**Work instructions**
Repeat the listing in full, word for word.
'''
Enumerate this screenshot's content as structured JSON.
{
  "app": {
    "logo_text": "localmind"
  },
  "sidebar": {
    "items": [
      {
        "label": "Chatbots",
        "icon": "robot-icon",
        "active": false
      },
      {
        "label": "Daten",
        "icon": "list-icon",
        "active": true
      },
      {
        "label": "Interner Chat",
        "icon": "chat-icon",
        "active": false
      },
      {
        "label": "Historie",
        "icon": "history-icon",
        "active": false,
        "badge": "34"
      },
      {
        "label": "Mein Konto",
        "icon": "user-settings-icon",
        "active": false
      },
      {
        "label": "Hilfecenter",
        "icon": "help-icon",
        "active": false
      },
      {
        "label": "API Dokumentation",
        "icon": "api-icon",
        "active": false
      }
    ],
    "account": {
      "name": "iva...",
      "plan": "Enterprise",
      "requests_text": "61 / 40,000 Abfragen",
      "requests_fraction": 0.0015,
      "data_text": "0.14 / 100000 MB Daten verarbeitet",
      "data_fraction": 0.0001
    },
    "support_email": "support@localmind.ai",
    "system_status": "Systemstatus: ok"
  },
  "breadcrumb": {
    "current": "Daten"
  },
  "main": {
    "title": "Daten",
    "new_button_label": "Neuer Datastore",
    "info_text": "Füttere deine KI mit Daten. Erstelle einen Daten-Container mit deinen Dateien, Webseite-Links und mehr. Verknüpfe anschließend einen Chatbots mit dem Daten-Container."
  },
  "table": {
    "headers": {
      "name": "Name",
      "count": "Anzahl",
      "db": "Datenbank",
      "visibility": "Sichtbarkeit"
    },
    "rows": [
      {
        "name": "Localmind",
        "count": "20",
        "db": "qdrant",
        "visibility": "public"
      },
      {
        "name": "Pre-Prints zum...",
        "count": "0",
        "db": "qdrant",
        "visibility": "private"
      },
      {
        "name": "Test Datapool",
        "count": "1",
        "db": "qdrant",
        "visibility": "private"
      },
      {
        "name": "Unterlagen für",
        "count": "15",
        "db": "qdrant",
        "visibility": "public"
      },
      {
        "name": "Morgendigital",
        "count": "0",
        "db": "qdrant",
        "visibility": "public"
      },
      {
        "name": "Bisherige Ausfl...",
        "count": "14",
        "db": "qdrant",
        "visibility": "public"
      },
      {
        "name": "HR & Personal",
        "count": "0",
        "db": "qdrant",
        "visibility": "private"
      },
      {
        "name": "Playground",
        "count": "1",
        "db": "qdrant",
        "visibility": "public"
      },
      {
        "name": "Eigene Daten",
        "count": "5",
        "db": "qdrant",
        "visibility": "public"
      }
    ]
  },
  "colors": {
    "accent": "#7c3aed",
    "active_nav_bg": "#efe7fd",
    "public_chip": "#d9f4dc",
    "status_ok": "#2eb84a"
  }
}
'''
**Final result**
Enumerate this screenshot's content as structured JSON.
{
  "app": {
    "logo_text": "localmind"
  },
  "sidebar": {
    "items": [
      {
        "label": "Chatbots",
        "icon": "robot-icon",
        "active": false
      },
      {
        "label": "Daten",
        "icon": "list-icon",
        "active": true
      },
      {
        "label": "Interner Chat",
        "icon": "chat-icon",
        "active": false
      },
      {
        "label": "Historie",
        "icon": "history-icon",
        "active": false,
        "badge": "34"
      },
      {
        "label": "Mein Konto",
        "icon": "user-settings-icon",
        "active": false
      },
      {
        "label": "Hilfecenter",
        "icon": "help-icon",
        "active": false
      },
      {
        "label": "API Dokumentation",
        "icon": "api-icon",
        "active": false
      }
    ],
    "account": {
      "name": "iva...",
      "plan": "Enterprise",
      "requests_text": "61 / 40,000 Abfragen",
      "requests_fraction": 0.0015,
      "data_text": "0.14 / 100000 MB Daten verarbeitet",
      "data_fraction": 0.0001
    },
    "support_email": "support@localmind.ai",
    "system_status": "Systemstatus: ok"
  },
  "breadcrumb": {
    "current": "Daten"
  },
  "main": {
    "title": "Daten",
    "new_button_label": "Neuer Datastore",
    "info_text": "Füttere deine KI mit Daten. Erstelle einen Daten-Container mit deinen Dateien, Webseite-Links und mehr. Verknüpfe anschließend einen Chatbots mit dem Daten-Container."
  },
  "table": {
    "headers": {
      "name": "Name",
      "count": "Anzahl",
      "db": "Datenbank",
      "visibility": "Sichtbarkeit"
    },
    "rows": [
      {
        "name": "Localmind",
        "count": "20",
        "db": "qdrant",
        "visibility": "public"
      },
      {
        "name": "Pre-Prints zum...",
        "count": "0",
        "db": "qdrant",
        "visibility": "private"
      },
      {
        "name": "Test Datapool",
        "count": "1",
        "db": "qdrant",
        "visibility": "private"
      },
      {
        "name": "Unterlagen für",
        "count": "15",
        "db": "qdrant",
        "visibility": "public"
      },
      {
        "name": "Morgendigital",
        "count": "0",
        "db": "qdrant",
        "visibility": "public"
      },
      {
        "name": "Bisherige Ausfl...",
        "count": "14",
        "db": "qdrant",
        "visibility": "public"
      },
      {
        "name": "HR & Personal",
        "count": "0",
        "db": "qdrant",
        "visibility": "private"
      },
      {
        "name": "Playground",
        "count": "1",
        "db": "qdrant",
        "visibility": "public"
      },
      {
        "name": "Eigene Daten",
        "count": "5",
        "db": "qdrant",
        "visibility": "public"
      }
    ]
  },
  "colors": {
    "accent": "#7c3aed",
    "active_nav_bg": "#efe7fd",
    "public_chip": "#d9f4dc",
    "status_ok": "#2eb84a"
  }
}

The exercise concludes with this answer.